This experiment provides a comprehensive comparison of different memory profiling techniques for Python applications, focusing on the accuracy and reliability of various measurement tools. It serves as the primary empirical study for evaluating memory profiling approaches in the Memory-Aware Chunking thesis.
The primary goal is to systematically compare memory profiling tools and techniques, specifically:
- Cross-validation of memory measurements between different profiling tools
- Accuracy assessment of internal vs. external memory profiling approaches
- Performance impact analysis of profiling overhead on application execution
- TraceQ framework evaluation as a unified profiling solution
- Best practices identification for memory profiling in scientific computing
This experiment uses a controlled comparative approach where the same computational workload (seismic envelope calculation) is executed multiple times using different memory profiling techniques. The results are then analyzed to identify discrepancies, patterns, and reliability characteristics.
- Synthetic Data Generation: Creates consistent seismic datasets for reproducible testing
- Multi-tool Profiling: Implements 8 different profiling approaches (4 direct + 4 via TraceQ)

============================================================

Problems to work on –
A - Summarize the memory profiling experiment overview in two sentences.
B - What computational workload does the memory profiling experiment overview say is run repeatedly under different profiling techniques?

Records from a data source –
============================================================

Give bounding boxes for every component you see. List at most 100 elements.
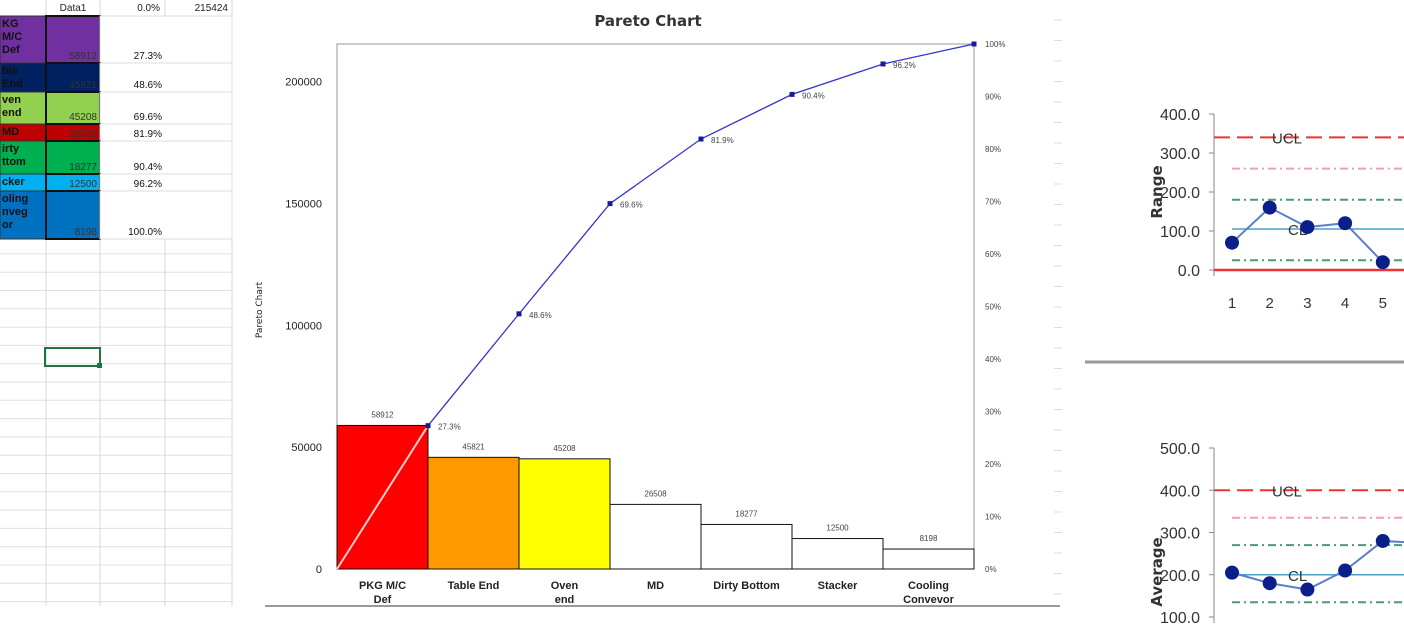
x-tick-label: 4 — [1341, 295, 1349, 312]
category-label: Convevor — [903, 594, 954, 606]
row-percent-cell — [99, 173, 233, 192]
cumulative-label: 90.4% — [802, 91, 825, 100]
right-tick-label: 70% — [985, 198, 1001, 207]
right-tick-label: 80% — [985, 145, 1001, 154]
left-tick-label: 150000 — [285, 198, 322, 210]
right-tick-label: 20% — [985, 460, 1001, 469]
chart-title: Pareto Chart — [594, 12, 701, 30]
right-tick-label: 10% — [985, 513, 1001, 522]
x-tick-label: 2 — [1266, 295, 1274, 312]
pareto-chart: Pareto Chart Pareto Chart 0 50000 100000 15… — [255, 12, 1062, 607]
data-point — [1300, 220, 1315, 235]
row-label-cell — [0, 62, 47, 93]
ucl-label: UCL — [1272, 130, 1302, 147]
category-label: Dirty Bottom — [713, 580, 780, 592]
category-label: end — [555, 594, 575, 606]
bar-value-label: 58912 — [371, 410, 394, 419]
bar — [609, 503, 702, 570]
header-total: 215424 — [195, 3, 229, 14]
row-label-text: end — [2, 107, 22, 119]
data-point — [1262, 200, 1277, 215]
row-percent-cell — [99, 190, 233, 240]
bar — [700, 523, 793, 570]
row-label-text: Def — [2, 44, 20, 56]
category-label: Stacker — [818, 580, 858, 592]
data-line — [1231, 539, 1404, 591]
category-label: Cooling — [908, 580, 949, 592]
left-tick-label: 100000 — [285, 320, 322, 332]
row-label-text: MD — [2, 126, 19, 138]
row-value: 58912 — [69, 51, 97, 62]
x-tick-label: 3 — [1303, 295, 1311, 312]
row-label-cell — [0, 140, 47, 175]
bar — [427, 456, 520, 570]
cumulative-point — [607, 201, 613, 207]
range-y-label: Range — [1148, 165, 1166, 218]
row-label-text: nveg — [2, 206, 28, 218]
row-cum-percent: 96.2% — [134, 179, 162, 190]
y-tick-label: 200.0 — [1160, 568, 1200, 585]
right-tick-label: 90% — [985, 93, 1001, 102]
row-label-text: irty — [2, 143, 20, 155]
cumulative-line — [427, 43, 975, 427]
cumulative-point — [971, 41, 977, 47]
row-value: 8198 — [75, 227, 98, 238]
data-point — [1338, 216, 1353, 231]
y-tick-label: 100.0 — [1160, 224, 1200, 241]
x-tick-label: 5 — [1379, 295, 1387, 312]
row-percent-cell — [99, 62, 233, 93]
row-percent-cell — [99, 123, 233, 142]
y-tick-label: 0.0 — [1178, 263, 1200, 280]
bar-value-label: 8198 — [920, 534, 938, 543]
header-percent: 0.0% — [137, 3, 160, 14]
data-point — [1338, 563, 1353, 578]
category-label: PKG M/C — [359, 580, 406, 592]
row-label-text: ble — [2, 65, 18, 77]
row-label-text: cker — [2, 176, 25, 188]
row-cum-percent: 90.4% — [134, 162, 162, 173]
right-tick-label: 40% — [985, 355, 1001, 364]
row-label-text: ven — [2, 94, 21, 106]
data-line — [1231, 206, 1384, 263]
row-cum-percent: 48.6% — [134, 80, 162, 91]
y-tick-label: 300.0 — [1160, 526, 1200, 543]
cumulative-point — [880, 61, 886, 67]
bar — [882, 548, 975, 570]
selected-cell[interactable] — [44, 347, 101, 367]
row-cum-percent: 100.0% — [128, 227, 162, 238]
right-tick-label: 100% — [985, 40, 1005, 49]
row-label-cell — [0, 190, 47, 240]
right-tick-label: 0% — [985, 565, 997, 574]
bar-value-label: 45208 — [553, 444, 576, 453]
cl-label: CL — [1288, 568, 1307, 585]
y-tick-label: 400.0 — [1160, 107, 1200, 124]
bar-value-label: 26508 — [644, 489, 667, 498]
row-value: 45821 — [69, 80, 97, 91]
cumulative-label: 96.2% — [893, 61, 916, 70]
row-cum-percent: 27.3% — [134, 51, 162, 62]
ucl-label: UCL — [1272, 483, 1302, 500]
row-label-text: or — [2, 219, 14, 231]
data-point — [1225, 235, 1239, 250]
y-tick-label: 300.0 — [1160, 146, 1200, 163]
y-tick-label: 500.0 — [1160, 441, 1200, 458]
bar-value-label: 12500 — [826, 524, 849, 533]
cumulative-label: 48.6% — [529, 311, 552, 320]
cumulative-label: 69.6% — [620, 201, 643, 210]
cumulative-line-segment — [336, 425, 429, 570]
data-point — [1375, 533, 1390, 548]
data-point — [1375, 255, 1390, 270]
x-tick-label: 1 — [1228, 295, 1236, 312]
bar — [791, 538, 884, 570]
cumulative-label: 27.3% — [438, 423, 461, 432]
left-tick-label: 50000 — [291, 442, 322, 454]
cumulative-point — [789, 91, 795, 97]
row-value-cell — [45, 140, 101, 175]
bar — [518, 458, 611, 570]
cumulative-point — [425, 423, 431, 429]
row-percent-cell — [99, 91, 233, 125]
cumulative-point — [516, 311, 522, 317]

============================================================

Answers to the problems –
A - The experiment compares memory profiling techniques for Python applications, focusing on the accuracy and reliability of measurement tools, and serves as the primary empirical study for evaluating memory profiling approaches in the Memory-Aware Chunking thesis. It runs the same seismic envelope calculation multiple times with different profiling techniques, implementing 8 approaches (4 direct and 4 via TraceQ), and analyzes the results for discrepancies, patterns, and reliability characteristics.

B - A seismic envelope calculation.